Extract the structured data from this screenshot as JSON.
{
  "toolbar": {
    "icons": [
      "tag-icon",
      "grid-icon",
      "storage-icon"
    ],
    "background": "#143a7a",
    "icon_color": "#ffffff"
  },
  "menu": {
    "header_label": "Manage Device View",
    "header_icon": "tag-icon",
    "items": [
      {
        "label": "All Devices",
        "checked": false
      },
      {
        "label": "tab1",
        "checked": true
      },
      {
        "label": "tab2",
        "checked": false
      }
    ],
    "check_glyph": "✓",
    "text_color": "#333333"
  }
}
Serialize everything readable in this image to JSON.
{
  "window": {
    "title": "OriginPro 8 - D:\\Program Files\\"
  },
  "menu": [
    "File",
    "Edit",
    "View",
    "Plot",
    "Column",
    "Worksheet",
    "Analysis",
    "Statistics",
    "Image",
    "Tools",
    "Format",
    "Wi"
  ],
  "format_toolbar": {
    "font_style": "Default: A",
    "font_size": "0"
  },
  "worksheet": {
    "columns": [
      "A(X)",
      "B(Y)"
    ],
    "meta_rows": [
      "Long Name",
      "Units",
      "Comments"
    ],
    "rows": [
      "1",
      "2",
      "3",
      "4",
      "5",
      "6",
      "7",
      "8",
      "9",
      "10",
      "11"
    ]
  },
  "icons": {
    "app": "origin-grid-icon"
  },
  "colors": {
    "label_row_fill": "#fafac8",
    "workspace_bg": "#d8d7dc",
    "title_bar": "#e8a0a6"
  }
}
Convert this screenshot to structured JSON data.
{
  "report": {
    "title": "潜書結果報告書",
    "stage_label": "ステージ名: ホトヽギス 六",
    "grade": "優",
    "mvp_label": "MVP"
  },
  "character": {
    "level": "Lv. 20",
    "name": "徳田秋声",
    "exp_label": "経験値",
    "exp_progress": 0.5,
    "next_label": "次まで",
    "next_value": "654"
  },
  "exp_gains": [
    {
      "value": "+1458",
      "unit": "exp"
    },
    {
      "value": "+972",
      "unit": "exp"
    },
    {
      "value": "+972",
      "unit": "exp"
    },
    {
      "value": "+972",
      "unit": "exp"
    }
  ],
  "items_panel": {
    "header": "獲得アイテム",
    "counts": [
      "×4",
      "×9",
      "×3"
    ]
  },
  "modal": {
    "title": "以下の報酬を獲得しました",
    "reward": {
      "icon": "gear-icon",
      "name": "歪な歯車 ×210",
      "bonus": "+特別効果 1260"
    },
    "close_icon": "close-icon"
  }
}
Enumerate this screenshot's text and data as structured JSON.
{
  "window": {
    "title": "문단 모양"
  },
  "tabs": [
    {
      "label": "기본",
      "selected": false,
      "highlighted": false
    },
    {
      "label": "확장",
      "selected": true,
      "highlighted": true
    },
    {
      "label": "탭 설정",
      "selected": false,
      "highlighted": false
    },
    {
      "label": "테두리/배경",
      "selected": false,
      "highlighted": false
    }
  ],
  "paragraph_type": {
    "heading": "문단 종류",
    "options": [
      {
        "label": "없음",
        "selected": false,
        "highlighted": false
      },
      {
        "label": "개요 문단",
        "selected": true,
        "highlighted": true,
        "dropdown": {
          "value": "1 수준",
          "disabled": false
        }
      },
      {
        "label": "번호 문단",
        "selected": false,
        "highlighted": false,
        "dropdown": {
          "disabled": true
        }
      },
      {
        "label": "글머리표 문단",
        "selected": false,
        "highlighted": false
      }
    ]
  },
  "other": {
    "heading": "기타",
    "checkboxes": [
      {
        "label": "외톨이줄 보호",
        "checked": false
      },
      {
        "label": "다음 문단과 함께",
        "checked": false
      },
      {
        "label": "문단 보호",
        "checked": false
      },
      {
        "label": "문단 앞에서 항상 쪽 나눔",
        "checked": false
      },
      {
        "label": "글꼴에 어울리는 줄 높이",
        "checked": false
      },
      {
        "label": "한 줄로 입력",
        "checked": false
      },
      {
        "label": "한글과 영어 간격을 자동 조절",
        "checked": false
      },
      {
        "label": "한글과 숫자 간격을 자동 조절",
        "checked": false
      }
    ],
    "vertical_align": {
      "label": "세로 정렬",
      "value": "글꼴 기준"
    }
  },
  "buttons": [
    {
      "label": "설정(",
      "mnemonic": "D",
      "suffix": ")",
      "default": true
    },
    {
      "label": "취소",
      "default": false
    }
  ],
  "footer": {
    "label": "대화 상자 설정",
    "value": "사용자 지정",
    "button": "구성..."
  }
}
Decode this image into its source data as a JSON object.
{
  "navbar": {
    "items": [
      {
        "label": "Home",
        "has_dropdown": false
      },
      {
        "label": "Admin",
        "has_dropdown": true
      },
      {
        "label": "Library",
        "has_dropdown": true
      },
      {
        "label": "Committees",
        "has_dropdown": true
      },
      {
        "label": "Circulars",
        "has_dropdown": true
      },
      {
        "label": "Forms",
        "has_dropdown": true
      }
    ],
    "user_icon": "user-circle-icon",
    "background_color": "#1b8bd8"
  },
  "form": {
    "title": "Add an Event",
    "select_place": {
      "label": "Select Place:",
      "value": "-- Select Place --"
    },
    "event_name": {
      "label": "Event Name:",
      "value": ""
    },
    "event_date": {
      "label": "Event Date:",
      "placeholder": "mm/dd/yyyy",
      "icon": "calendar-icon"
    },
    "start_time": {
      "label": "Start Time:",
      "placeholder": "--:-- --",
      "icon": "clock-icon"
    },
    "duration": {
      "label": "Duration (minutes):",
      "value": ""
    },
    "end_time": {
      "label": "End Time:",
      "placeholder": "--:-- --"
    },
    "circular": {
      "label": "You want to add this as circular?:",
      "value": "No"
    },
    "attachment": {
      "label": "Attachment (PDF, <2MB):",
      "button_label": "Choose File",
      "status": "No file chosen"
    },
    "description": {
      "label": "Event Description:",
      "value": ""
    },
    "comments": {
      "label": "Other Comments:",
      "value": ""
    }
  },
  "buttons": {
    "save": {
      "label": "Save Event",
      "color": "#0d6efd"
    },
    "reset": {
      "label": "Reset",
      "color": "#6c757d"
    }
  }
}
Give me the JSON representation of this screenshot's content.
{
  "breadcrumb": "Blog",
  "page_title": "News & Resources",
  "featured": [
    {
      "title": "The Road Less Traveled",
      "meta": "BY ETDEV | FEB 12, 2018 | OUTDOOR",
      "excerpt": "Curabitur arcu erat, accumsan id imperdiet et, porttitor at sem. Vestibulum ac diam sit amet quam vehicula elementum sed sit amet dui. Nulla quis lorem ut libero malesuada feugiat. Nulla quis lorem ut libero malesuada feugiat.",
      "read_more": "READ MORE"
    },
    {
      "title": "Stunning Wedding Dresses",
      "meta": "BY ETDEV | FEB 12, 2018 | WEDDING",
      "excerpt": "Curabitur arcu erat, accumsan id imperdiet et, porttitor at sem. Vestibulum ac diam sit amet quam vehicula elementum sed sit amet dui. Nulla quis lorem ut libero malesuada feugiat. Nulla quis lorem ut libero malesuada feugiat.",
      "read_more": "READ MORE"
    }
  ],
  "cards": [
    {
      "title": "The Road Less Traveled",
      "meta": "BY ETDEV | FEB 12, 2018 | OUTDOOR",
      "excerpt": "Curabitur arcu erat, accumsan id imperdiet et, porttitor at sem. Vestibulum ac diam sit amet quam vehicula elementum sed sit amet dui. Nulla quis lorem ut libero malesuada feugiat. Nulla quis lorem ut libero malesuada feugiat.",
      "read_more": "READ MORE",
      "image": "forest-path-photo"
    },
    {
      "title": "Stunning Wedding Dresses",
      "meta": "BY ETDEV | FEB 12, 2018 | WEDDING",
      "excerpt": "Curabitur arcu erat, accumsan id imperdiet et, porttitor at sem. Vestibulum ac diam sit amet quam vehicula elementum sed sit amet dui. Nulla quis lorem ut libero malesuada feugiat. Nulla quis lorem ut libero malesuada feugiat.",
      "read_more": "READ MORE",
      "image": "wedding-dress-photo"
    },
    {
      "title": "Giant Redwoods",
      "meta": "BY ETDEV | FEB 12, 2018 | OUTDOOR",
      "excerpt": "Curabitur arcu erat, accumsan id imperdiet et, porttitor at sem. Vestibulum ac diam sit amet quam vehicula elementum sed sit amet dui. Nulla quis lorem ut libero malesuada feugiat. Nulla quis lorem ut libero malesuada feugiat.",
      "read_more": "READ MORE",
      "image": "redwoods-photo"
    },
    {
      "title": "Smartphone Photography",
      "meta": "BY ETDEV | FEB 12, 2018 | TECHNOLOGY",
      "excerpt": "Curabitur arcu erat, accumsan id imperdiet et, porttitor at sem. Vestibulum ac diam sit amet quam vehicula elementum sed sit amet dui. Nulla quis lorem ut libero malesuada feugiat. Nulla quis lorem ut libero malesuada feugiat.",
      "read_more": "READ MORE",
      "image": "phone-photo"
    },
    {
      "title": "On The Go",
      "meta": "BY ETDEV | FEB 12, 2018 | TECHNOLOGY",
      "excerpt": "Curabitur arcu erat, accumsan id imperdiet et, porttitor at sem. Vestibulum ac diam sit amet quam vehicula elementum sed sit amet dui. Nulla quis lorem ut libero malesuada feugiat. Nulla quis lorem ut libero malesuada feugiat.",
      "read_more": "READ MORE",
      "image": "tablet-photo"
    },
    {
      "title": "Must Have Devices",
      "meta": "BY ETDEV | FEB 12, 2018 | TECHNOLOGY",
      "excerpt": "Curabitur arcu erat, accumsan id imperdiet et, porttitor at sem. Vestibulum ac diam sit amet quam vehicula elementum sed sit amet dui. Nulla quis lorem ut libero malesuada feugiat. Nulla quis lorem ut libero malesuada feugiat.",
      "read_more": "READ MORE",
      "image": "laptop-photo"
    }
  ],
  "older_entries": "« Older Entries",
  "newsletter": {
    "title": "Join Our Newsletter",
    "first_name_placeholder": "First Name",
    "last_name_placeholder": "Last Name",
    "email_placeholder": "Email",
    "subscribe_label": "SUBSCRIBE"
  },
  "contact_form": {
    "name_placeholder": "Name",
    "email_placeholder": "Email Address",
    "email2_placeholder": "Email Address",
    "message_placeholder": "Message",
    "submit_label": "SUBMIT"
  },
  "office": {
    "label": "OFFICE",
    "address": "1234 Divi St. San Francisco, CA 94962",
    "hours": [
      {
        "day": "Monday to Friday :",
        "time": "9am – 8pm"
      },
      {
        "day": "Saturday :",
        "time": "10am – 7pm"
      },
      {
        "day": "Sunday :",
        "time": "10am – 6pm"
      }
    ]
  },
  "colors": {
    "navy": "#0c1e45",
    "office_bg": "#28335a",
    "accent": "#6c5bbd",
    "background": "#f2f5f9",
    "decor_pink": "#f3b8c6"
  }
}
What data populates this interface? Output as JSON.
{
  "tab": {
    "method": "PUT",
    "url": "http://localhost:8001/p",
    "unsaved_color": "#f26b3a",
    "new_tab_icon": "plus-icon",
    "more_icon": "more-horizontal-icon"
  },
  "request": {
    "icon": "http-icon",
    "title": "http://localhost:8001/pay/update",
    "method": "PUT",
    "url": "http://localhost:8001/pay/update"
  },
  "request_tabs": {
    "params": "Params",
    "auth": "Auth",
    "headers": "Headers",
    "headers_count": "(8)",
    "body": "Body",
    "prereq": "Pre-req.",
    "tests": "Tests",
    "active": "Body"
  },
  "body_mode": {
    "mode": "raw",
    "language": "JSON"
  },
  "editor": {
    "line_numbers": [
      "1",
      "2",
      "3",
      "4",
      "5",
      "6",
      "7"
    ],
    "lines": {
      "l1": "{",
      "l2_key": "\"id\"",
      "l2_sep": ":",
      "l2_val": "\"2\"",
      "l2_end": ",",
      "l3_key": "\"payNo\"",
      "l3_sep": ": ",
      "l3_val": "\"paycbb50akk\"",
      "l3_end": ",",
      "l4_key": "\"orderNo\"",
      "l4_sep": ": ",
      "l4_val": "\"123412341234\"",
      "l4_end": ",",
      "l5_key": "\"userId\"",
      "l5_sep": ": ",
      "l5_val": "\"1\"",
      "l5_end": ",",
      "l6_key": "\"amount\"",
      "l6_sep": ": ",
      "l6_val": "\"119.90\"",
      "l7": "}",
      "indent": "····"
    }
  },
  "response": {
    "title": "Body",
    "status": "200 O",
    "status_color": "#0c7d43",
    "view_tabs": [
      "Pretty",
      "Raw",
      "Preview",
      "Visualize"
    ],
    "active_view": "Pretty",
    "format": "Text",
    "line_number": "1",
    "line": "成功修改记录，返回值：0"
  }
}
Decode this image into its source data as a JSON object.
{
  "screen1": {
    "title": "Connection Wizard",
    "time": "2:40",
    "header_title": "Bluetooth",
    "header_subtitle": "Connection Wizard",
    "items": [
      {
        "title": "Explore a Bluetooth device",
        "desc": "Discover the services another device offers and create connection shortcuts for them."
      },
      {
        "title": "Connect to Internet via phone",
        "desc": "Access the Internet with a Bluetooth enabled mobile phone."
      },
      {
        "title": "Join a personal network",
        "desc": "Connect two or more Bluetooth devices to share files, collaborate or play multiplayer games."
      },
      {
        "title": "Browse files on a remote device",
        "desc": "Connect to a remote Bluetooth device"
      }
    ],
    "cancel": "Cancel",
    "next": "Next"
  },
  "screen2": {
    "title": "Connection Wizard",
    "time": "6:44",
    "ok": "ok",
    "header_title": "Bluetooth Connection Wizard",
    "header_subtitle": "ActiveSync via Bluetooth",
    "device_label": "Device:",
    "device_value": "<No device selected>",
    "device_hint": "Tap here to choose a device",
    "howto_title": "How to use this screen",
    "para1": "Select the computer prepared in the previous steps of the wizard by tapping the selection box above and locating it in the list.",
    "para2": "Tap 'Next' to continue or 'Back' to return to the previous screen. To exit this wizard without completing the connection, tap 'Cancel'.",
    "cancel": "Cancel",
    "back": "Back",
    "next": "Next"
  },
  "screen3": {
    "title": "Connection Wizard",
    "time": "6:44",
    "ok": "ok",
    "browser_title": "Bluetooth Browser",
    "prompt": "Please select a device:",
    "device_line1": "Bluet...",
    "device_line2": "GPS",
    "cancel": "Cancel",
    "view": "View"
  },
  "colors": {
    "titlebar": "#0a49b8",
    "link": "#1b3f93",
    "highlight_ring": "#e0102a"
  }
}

* * * * *

◆ **Short problem**
Lines holding the word "Join" should be counted across the entries; state only how many there are.

◆ **Answer for the task**
2